**Exercise aim:** Find the lines holding the string "PRECEDENTE" in the data, then copy all of them.

▬▬▬

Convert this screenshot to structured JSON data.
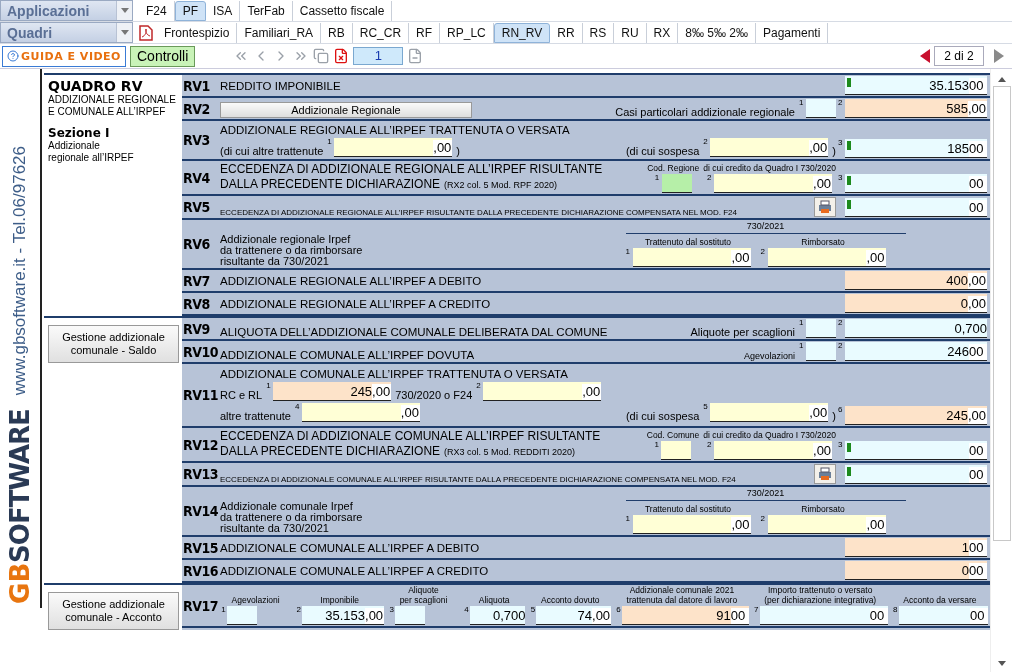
{
  "toolbar": {
    "app_menu": {
      "label": "Applicazioni"
    },
    "app_tabs": [
      {
        "label": "F24",
        "selected": false
      },
      {
        "label": "PF",
        "selected": true
      },
      {
        "label": "ISA",
        "selected": false
      },
      {
        "label": "TerFab",
        "selected": false
      },
      {
        "label": "Cassetto fiscale",
        "selected": false
      }
    ],
    "quadri_menu": {
      "label": "Quadri"
    },
    "quadri_tabs": [
      {
        "label": "Frontespizio",
        "selected": false
      },
      {
        "label": "Familiari_RA",
        "selected": false
      },
      {
        "label": "RB",
        "selected": false
      },
      {
        "label": "RC_CR",
        "selected": false
      },
      {
        "label": "RF",
        "selected": false
      },
      {
        "label": "RP_LC",
        "selected": false
      },
      {
        "label": "RN_RV",
        "selected": true
      },
      {
        "label": "RR",
        "selected": false
      },
      {
        "label": "RS",
        "selected": false
      },
      {
        "label": "RU",
        "selected": false
      },
      {
        "label": "RX",
        "selected": false
      },
      {
        "label": "8‰ 5‰ 2‰",
        "selected": false
      },
      {
        "label": "Pagamenti",
        "selected": false
      }
    ],
    "guide_button": "GUIDA E VIDEO",
    "check_button": "Controlli",
    "page": "1",
    "page_count": "2 di 2"
  },
  "brand": {
    "website": "www.gbsoftware.it - Tel.06/97626",
    "logo_mark": "GB",
    "logo_word": "SOFTWARE"
  },
  "sections": [
    {
      "side": {
        "kind": "intro",
        "title": "QUADRO RV",
        "subtitle": [
          "ADDIZIONALE REGIONALE",
          "E COMUNALE ALL’IRPEF"
        ],
        "section": "Sezione I",
        "section_note": [
          "Addizionale",
          "regionale all’IRPEF"
        ]
      },
      "rows": [
        {
          "code": "RV1",
          "lines": [
            [
              [
                {
                  "kind": "label",
                  "text": "REDDITO IMPONIBILE"
                }
              ]
            ]
          ],
          "total": {
            "value": "35.153",
            "cents": "00",
            "color": "#e9fbff",
            "flag": true
          }
        },
        {
          "code": "RV2",
          "lines": [
            [
              [
                {
                  "kind": "button",
                  "text": "Addizionale Regionale"
                }
              ],
              [
                {
                  "kind": "note",
                  "text": "Casi particolari addizionale regionale"
                },
                {
                  "kind": "code",
                  "num": "1",
                  "color": "#e9fbff"
                }
              ]
            ]
          ],
          "total": {
            "num": "2",
            "value": "585",
            "cents": ",00",
            "color": "#fde3c9",
            "flag": false
          }
        },
        {
          "code": "RV3",
          "lines": [
            [
              [
                {
                  "kind": "label",
                  "text": "ADDIZIONALE REGIONALE ALL’IRPEF TRATTENUTA O VERSATA"
                }
              ]
            ],
            [
              [
                {
                  "kind": "note",
                  "text": "(di cui altre trattenute"
                },
                {
                  "kind": "field",
                  "num": "1",
                  "cents": ",00",
                  "color": "#ffffd6"
                },
                {
                  "kind": "note",
                  "text": ")"
                }
              ],
              [
                {
                  "kind": "note",
                  "text": "(di cui sospesa"
                },
                {
                  "kind": "field",
                  "num": "2",
                  "cents": ",00",
                  "color": "#ffffd6"
                },
                {
                  "kind": "note",
                  "text": ")"
                }
              ]
            ]
          ],
          "total": {
            "num": "3",
            "value": "185",
            "cents": "00",
            "color": "#e9fbff",
            "flag": true
          }
        },
        {
          "code": "RV4",
          "lines": [
            [
              [
                {
                  "kind": "block",
                  "lines": [
                    {
                      "text": "ECCEDENZA DI ADDIZIONALE REGIONALE ALL’IRPEF RISULTANTE"
                    },
                    {
                      "text": "DALLA PRECEDENTE DICHIARAZIONE",
                      "note": "(RX2 col. 5 Mod. RPF 2020)"
                    }
                  ]
                }
              ],
              [
                {
                  "kind": "stack",
                  "caption": [
                    "Cod. Regione"
                  ],
                  "field": {
                    "kind": "code",
                    "num": "1",
                    "color": "#b6efa8"
                  }
                },
                {
                  "kind": "stack",
                  "caption": [
                    "di cui credito da Quadro I 730/2020"
                  ],
                  "field": {
                    "kind": "field",
                    "num": "2",
                    "cents": ",00",
                    "color": "#ffffd6"
                  }
                }
              ]
            ]
          ],
          "total": {
            "num": "3",
            "cents": "00",
            "color": "#e9fbff",
            "flag": true
          }
        },
        {
          "code": "RV5",
          "lines": [
            [
              [
                {
                  "kind": "fine",
                  "text": "ECCEDENZA DI ADDIZIONALE REGIONALE  ALL’IRPEF RISULTANTE DALLA PRECEDENTE DICHIARAZIONE COMPENSATA NEL MOD. F24"
                }
              ],
              [
                {
                  "kind": "f24"
                }
              ]
            ]
          ],
          "total": {
            "cents": "00",
            "color": "#e9fbff",
            "flag": true
          }
        },
        {
          "code": "RV6",
          "lines": [
            [
              [
                {
                  "kind": "block",
                  "small": true,
                  "lines": [
                    {
                      "text": "Addizionale regionale Irpef"
                    },
                    {
                      "text": "da trattenere o da rimborsare"
                    },
                    {
                      "text": "risultante da 730/2021"
                    }
                  ]
                }
              ],
              [
                {
                  "kind": "split",
                  "title": "730/2021",
                  "parts": [
                    {
                      "caption": [
                        "Trattenuto dal sostituto"
                      ],
                      "field": {
                        "kind": "field",
                        "num": "1",
                        "cents": ",00",
                        "color": "#ffffd6"
                      }
                    },
                    {
                      "caption": [
                        "Rimborsato"
                      ],
                      "field": {
                        "kind": "field",
                        "num": "2",
                        "cents": ",00",
                        "color": "#ffffd6"
                      }
                    }
                  ]
                }
              ]
            ]
          ]
        },
        {
          "code": "RV7",
          "lines": [
            [
              [
                {
                  "kind": "label",
                  "text": "ADDIZIONALE REGIONALE ALL’IRPEF A DEBITO"
                }
              ]
            ]
          ],
          "total": {
            "value": "400",
            "cents": ",00",
            "color": "#fde3c9",
            "flag": false
          }
        },
        {
          "code": "RV8",
          "lines": [
            [
              [
                {
                  "kind": "label",
                  "text": "ADDIZIONALE REGIONALE ALL’IRPEF A CREDITO"
                }
              ]
            ]
          ],
          "total": {
            "value": "0",
            "cents": ",00",
            "color": "#fde3c9",
            "flag": false
          }
        }
      ]
    },
    {
      "side": {
        "kind": "button",
        "lines": [
          "Gestione addizionale",
          "comunale - Saldo"
        ]
      },
      "rows": [
        {
          "code": "RV9",
          "lines": [
            [
              [
                {
                  "kind": "label",
                  "text": "ALIQUOTA DELL’ADDIZIONALE COMUNALE DELIBERATA DAL COMUNE"
                }
              ],
              [
                {
                  "kind": "note",
                  "text": "Aliquote per scaglioni"
                },
                {
                  "kind": "code",
                  "num": "1",
                  "color": "#e9fbff"
                }
              ]
            ]
          ],
          "total": {
            "num": "2",
            "value": "0,700",
            "color": "#e9fbff",
            "flag": false
          }
        },
        {
          "code": "RV10",
          "lines": [
            [
              [
                {
                  "kind": "label",
                  "text": "ADDIZIONALE COMUNALE ALL’IRPEF DOVUTA"
                }
              ],
              [
                {
                  "kind": "small",
                  "text": "Agevolazioni"
                },
                {
                  "kind": "code",
                  "num": "1",
                  "color": "#e9fbff"
                }
              ]
            ]
          ],
          "total": {
            "num": "2",
            "value": "246",
            "cents": "00",
            "color": "#e9fbff",
            "flag": false
          }
        },
        {
          "code": "RV11",
          "lines": [
            [
              [
                {
                  "kind": "label",
                  "text": "ADDIZIONALE COMUNALE ALL’IRPEF TRATTENUTA O VERSATA"
                }
              ]
            ],
            [
              [
                {
                  "kind": "note",
                  "text": "RC e RL"
                },
                {
                  "kind": "field",
                  "num": "1",
                  "value": "245",
                  "cents": ",00",
                  "color": "#fde3c9"
                },
                {
                  "kind": "note",
                  "text": "730/2020 o F24"
                },
                {
                  "kind": "field",
                  "num": "2",
                  "cents": ",00",
                  "color": "#ffffd6"
                }
              ]
            ],
            [
              [
                {
                  "kind": "note",
                  "text": "altre trattenute"
                },
                {
                  "kind": "field",
                  "num": "4",
                  "cents": ",00",
                  "color": "#ffffd6"
                }
              ],
              [
                {
                  "kind": "note",
                  "text": "(di cui sospesa"
                },
                {
                  "kind": "field",
                  "num": "5",
                  "cents": ",00",
                  "color": "#ffffd6"
                },
                {
                  "kind": "note",
                  "text": ")"
                }
              ]
            ]
          ],
          "total": {
            "num": "6",
            "value": "245",
            "cents": ",00",
            "color": "#fde3c9",
            "flag": false
          }
        },
        {
          "code": "RV12",
          "lines": [
            [
              [
                {
                  "kind": "block",
                  "lines": [
                    {
                      "text": "ECCEDENZA DI ADDIZIONALE COMUNALE ALL’IRPEF RISULTANTE"
                    },
                    {
                      "text": "DALLA PRECEDENTE DICHIARAZIONE",
                      "note": "(RX3 col. 5 Mod. REDDITI 2020)"
                    }
                  ]
                }
              ],
              [
                {
                  "kind": "stack",
                  "caption": [
                    "Cod. Comune"
                  ],
                  "field": {
                    "kind": "code",
                    "num": "1",
                    "color": "#ffffd6"
                  }
                },
                {
                  "kind": "stack",
                  "caption": [
                    "di cui credito da Quadro I 730/2020"
                  ],
                  "field": {
                    "kind": "field",
                    "num": "2",
                    "cents": ",00",
                    "color": "#ffffd6"
                  }
                }
              ]
            ]
          ],
          "total": {
            "num": "3",
            "cents": "00",
            "color": "#e9fbff",
            "flag": true
          }
        },
        {
          "code": "RV13",
          "lines": [
            [
              [
                {
                  "kind": "fine",
                  "text": "ECCEDENZA DI ADDIZIONALE COMUNALE ALL’IRPEF RISULTANTE DALLA PRECEDENTE DICHIARAZIONE COMPENSATA NEL MOD. F24"
                }
              ],
              [
                {
                  "kind": "f24"
                }
              ]
            ]
          ],
          "total": {
            "cents": "00",
            "color": "#e9fbff",
            "flag": true
          }
        },
        {
          "code": "RV14",
          "lines": [
            [
              [
                {
                  "kind": "block",
                  "small": true,
                  "lines": [
                    {
                      "text": "Addizionale comunale Irpef"
                    },
                    {
                      "text": "da trattenere o da rimborsare"
                    },
                    {
                      "text": "risultante da 730/2021"
                    }
                  ]
                }
              ],
              [
                {
                  "kind": "split",
                  "title": "730/2021",
                  "parts": [
                    {
                      "caption": [
                        "Trattenuto dal sostituto"
                      ],
                      "field": {
                        "kind": "field",
                        "num": "1",
                        "cents": ",00",
                        "color": "#ffffd6"
                      }
                    },
                    {
                      "caption": [
                        "Rimborsato"
                      ],
                      "field": {
                        "kind": "field",
                        "num": "2",
                        "cents": ",00",
                        "color": "#ffffd6"
                      }
                    }
                  ]
                }
              ]
            ]
          ]
        },
        {
          "code": "RV15",
          "lines": [
            [
              [
                {
                  "kind": "label",
                  "text": "ADDIZIONALE COMUNALE ALL’IRPEF A DEBITO"
                }
              ]
            ]
          ],
          "total": {
            "value": "1",
            "cents": "00",
            "color": "#fde3c9",
            "flag": false
          }
        },
        {
          "code": "RV16",
          "lines": [
            [
              [
                {
                  "kind": "label",
                  "text": "ADDIZIONALE COMUNALE ALL’IRPEF A CREDITO"
                }
              ]
            ]
          ],
          "total": {
            "value": "0",
            "cents": "00",
            "color": "#fde3c9",
            "flag": false
          }
        }
      ]
    },
    {
      "side": {
        "kind": "button",
        "lines": [
          "Gestione addizionale",
          "comunale - Acconto"
        ]
      },
      "rows": [
        {
          "code": "RV17",
          "lines": [
            [
              [
                {
                  "kind": "stack",
                  "caption": [
                    "Agevolazioni"
                  ],
                  "field": {
                    "kind": "code",
                    "num": "1",
                    "color": "#e9fbff"
                  }
                },
                {
                  "kind": "stack",
                  "caption": [
                    "Imponibile"
                  ],
                  "field": {
                    "kind": "field",
                    "num": "2",
                    "value": "35.153",
                    "cents": ",00",
                    "color": "#e9fbff"
                  }
                },
                {
                  "kind": "stack",
                  "caption": [
                    "Aliquote",
                    "per scaglioni"
                  ],
                  "field": {
                    "kind": "code",
                    "num": "3",
                    "color": "#e9fbff"
                  }
                },
                {
                  "kind": "stack",
                  "caption": [
                    "Aliquota"
                  ],
                  "field": {
                    "kind": "field",
                    "num": "4",
                    "value": "0,700",
                    "color": "#e9fbff"
                  }
                },
                {
                  "kind": "stack",
                  "caption": [
                    "Acconto dovuto"
                  ],
                  "field": {
                    "kind": "field",
                    "num": "5",
                    "value": "74",
                    "cents": ",00",
                    "color": "#e9fbff"
                  }
                },
                {
                  "kind": "stack",
                  "caption": [
                    "Addizionale comunale 2021",
                    "trattenuta dal datore di lavoro"
                  ],
                  "field": {
                    "kind": "field",
                    "num": "6",
                    "value": "91",
                    "cents": "00",
                    "color": "#fde3c9"
                  }
                },
                {
                  "kind": "stack",
                  "caption": [
                    "Importo trattenuto o versato",
                    "(per dichiarazione integrativa)"
                  ],
                  "field": {
                    "kind": "field",
                    "num": "7",
                    "cents": "00",
                    "color": "#e9fbff"
                  }
                },
                {
                  "kind": "stack",
                  "caption": [
                    "Acconto da versare"
                  ],
                  "field": {
                    "kind": "field",
                    "num": "8",
                    "cents": "00",
                    "color": "#e9fbff"
                  }
                }
              ]
            ]
          ]
        }
      ]
    }
  ]
}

▬▬▬

**Answer:**
                      "text": "DALLA PRECEDENTE DICHIARAZIONE",
                  "text": "ECCEDENZA DI ADDIZIONALE REGIONALE  ALL’IRPEF RISULTANTE DALLA PRECEDENTE DICHIARAZIONE COMPENSATA NEL MOD. F24"
                      "text": "DALLA PRECEDENTE DICHIARAZIONE",
                  "text": "ECCEDENZA DI ADDIZIONALE COMUNALE ALL’IRPEF RISULTANTE DALLA PRECEDENTE DICHIARAZIONE COMPENSATA NEL MOD. F24"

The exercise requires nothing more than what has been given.